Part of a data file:
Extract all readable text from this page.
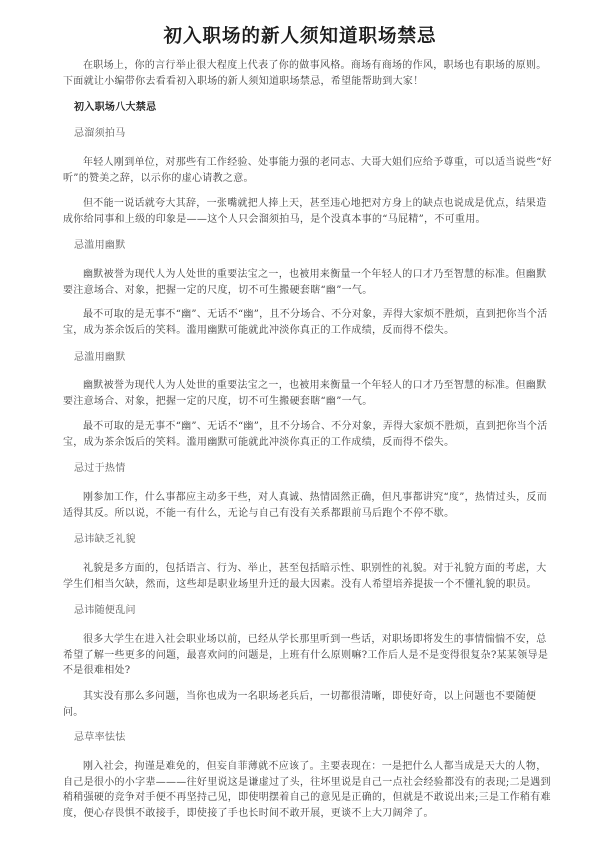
初入职场的新人须知道职场禁忌

在职场上，你的言行举止很大程度上代表了你的做事风格。商场有商场的作风，职场也有职场的原则。下面就让小编带你去看看初入职场的新人须知道职场禁忌，希望能帮助到大家！

初入职场八大禁忌

忌溜须拍马

年轻人刚到单位，对那些有工作经验、处事能力强的老同志、大哥大姐们应给予尊重，可以适当说些“好听”的赞美之辞，以示你的虚心请教之意。

但不能一说话就夸大其辞，一张嘴就把人捧上天，甚至违心地把对方身上的缺点也说成是优点，结果造成你给同事和上级的印象是——这个人只会溜须拍马，是个没真本事的“马屁精”，不可重用。

忌滥用幽默

幽默被誉为现代人为人处世的重要法宝之一，也被用来衡量一个年轻人的口才乃至智慧的标准。但幽默要注意场合、对象，把握一定的尺度，切不可生搬硬套瞎“幽”一气。

最不可取的是无事不“幽”、无话不“幽”，且不分场合、不分对象，弄得大家烦不胜烦，直到把你当个活宝，成为茶余饭后的笑料。滥用幽默可能就此冲淡你真正的工作成绩，反而得不偿失。

忌滥用幽默

幽默被誉为现代人为人处世的重要法宝之一，也被用来衡量一个年轻人的口才乃至智慧的标准。但幽默要注意场合、对象，把握一定的尺度，切不可生搬硬套瞎“幽”一气。

最不可取的是无事不“幽”、无话不“幽”，且不分场合、不分对象，弄得大家烦不胜烦，直到把你当个活宝，成为茶余饭后的笑料。滥用幽默可能就此冲淡你真正的工作成绩，反而得不偿失。

忌过于热情

刚参加工作，什么事都应主动多干些，对人真诚、热情固然正确，但凡事都讲究“度”，热情过头，反而适得其反。所以说，不能一有什么，无论与自己有没有关系都跟前马后跑个不停不歇。

忌讳缺乏礼貌

礼貌是多方面的，包括语言、行为、举止，甚至包括暗示性、职别性的礼貌。对于礼貌方面的考虑，大学生们相当欠缺，然而，这些却是职业场里升迁的最大因素。没有人希望培养提拔一个不懂礼貌的职员。

忌讳随便乱问

很多大学生在进入社会职业场以前，已经从学长那里听到一些话，对职场即将发生的事情惴惴不安，总希望了解一些更多的问题，最喜欢问的问题是，上班有什么原则嘛?工作后人是不是变得很复杂?某某领导是不是很难相处?

其实没有那么多问题，当你也成为一名职场老兵后，一切都很清晰，即使好奇，以上问题也不要随便问。

忌草率怯怯

刚入社会，拘谨是难免的，但妄自菲薄就不应该了。主要表现在：一是把什么人都当成是天大的人物，自己是很小的小字辈———往好里说这是谦虚过了头，往坏里说是自己一点社会经验都没有的表现;二是遇到稍稍强硬的竞争对手便不再坚持己见，即使明摆着自己的意见是正确的，但就是不敢说出来;三是工作稍有难度，便心存畏惧不敢接手，即使接了手也长时间不敢开展，更谈不上大刀阔斧了。
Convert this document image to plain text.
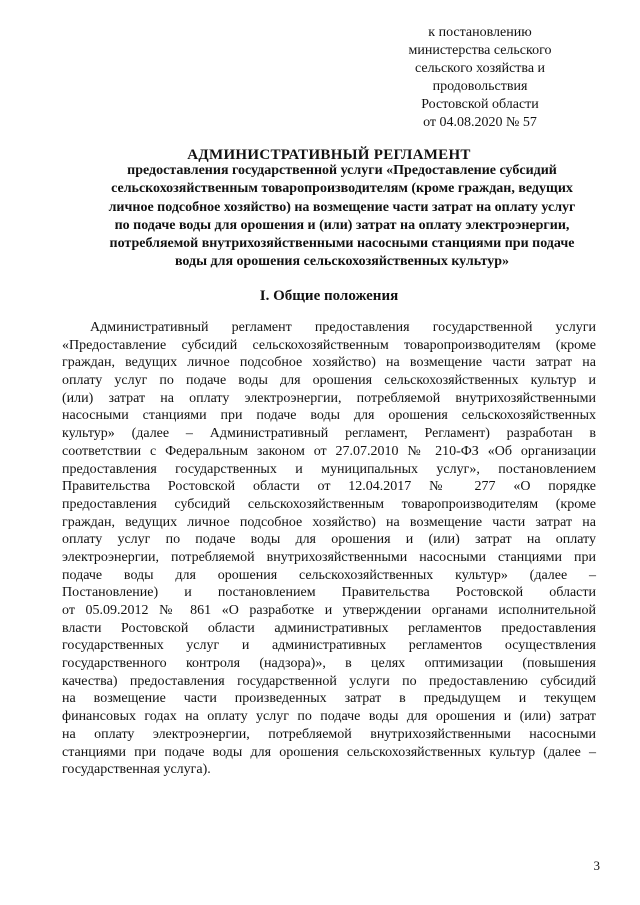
к постановлению
министерства сельского
сельского хозяйства и
продовольствия
Ростовской области
от 04.08.2020 № 57
АДМИНИСТРАТИВНЫЙ РЕГЛАМЕНТ
предоставления государственной услуги «Предоставление субсидий
сельскохозяйственным товаропроизводителям (кроме граждан, ведущих
личное подсобное хозяйство) на возмещение части затрат на оплату услуг
по подаче воды для орошения и (или) затрат на оплату электроэнергии,
потребляемой внутрихозяйственными насосными станциями при подаче
воды для орошения сельскохозяйственных культур»
I. Общие положения
Административный регламент предоставления государственной услуги
«Предоставление субсидий сельскохозяйственным товаропроизводителям (кроме
граждан, ведущих личное подсобное хозяйство) на возмещение части затрат на
оплату услуг по подаче воды для орошения сельскохозяйственных культур и
(или) затрат на оплату электроэнергии, потребляемой внутрихозяйственными
насосными станциями при подаче воды для орошения сельскохозяйственных
культур» (далее – Административный регламент, Регламент) разработан в
соответствии с Федеральным законом от 27.07.2010 № 210-ФЗ «Об организации
предоставления государственных и муниципальных услуг», постановлением
Правительства Ростовской области от 12.04.2017 № 277 «О порядке
предоставления субсидий сельскохозяйственным товаропроизводителям (кроме
граждан, ведущих личное подсобное хозяйство) на возмещение части затрат на
оплату услуг по подаче воды для орошения и (или) затрат на оплату
электроэнергии, потребляемой внутрихозяйственными насосными станциями при
подаче воды для орошения сельскохозяйственных культур» (далее –
Постановление) и постановлением Правительства Ростовской области
от 05.09.2012 № 861 «О разработке и утверждении органами исполнительной
власти Ростовской области административных регламентов предоставления
государственных услуг и административных регламентов осуществления
государственного контроля (надзора)», в целях оптимизации (повышения
качества) предоставления государственной услуги по предоставлению субсидий
на возмещение части произведенных затрат в предыдущем и текущем
финансовых годах на оплату услуг по подаче воды для орошения и (или) затрат
на оплату электроэнергии, потребляемой внутрихозяйственными насосными
станциями при подаче воды для орошения сельскохозяйственных культур (далее –
государственная услуга).
3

GIVEN EXERCISE:
In the listing, find each line with the string "воды" and copy it.

RESULT OF THIS EXERCISE:
по подаче воды для орошения и (или) затрат на оплату электроэнергии,
воды для орошения сельскохозяйственных культур»
оплату услуг по подаче воды для орошения сельскохозяйственных культур и
насосными станциями при подаче воды для орошения сельскохозяйственных
оплату услуг по подаче воды для орошения и (или) затрат на оплату
подаче воды для орошения сельскохозяйственных культур» (далее –
финансовых годах на оплату услуг по подаче воды для орошения и (или) затрат
станциями при подаче воды для орошения сельскохозяйственных культур (далее –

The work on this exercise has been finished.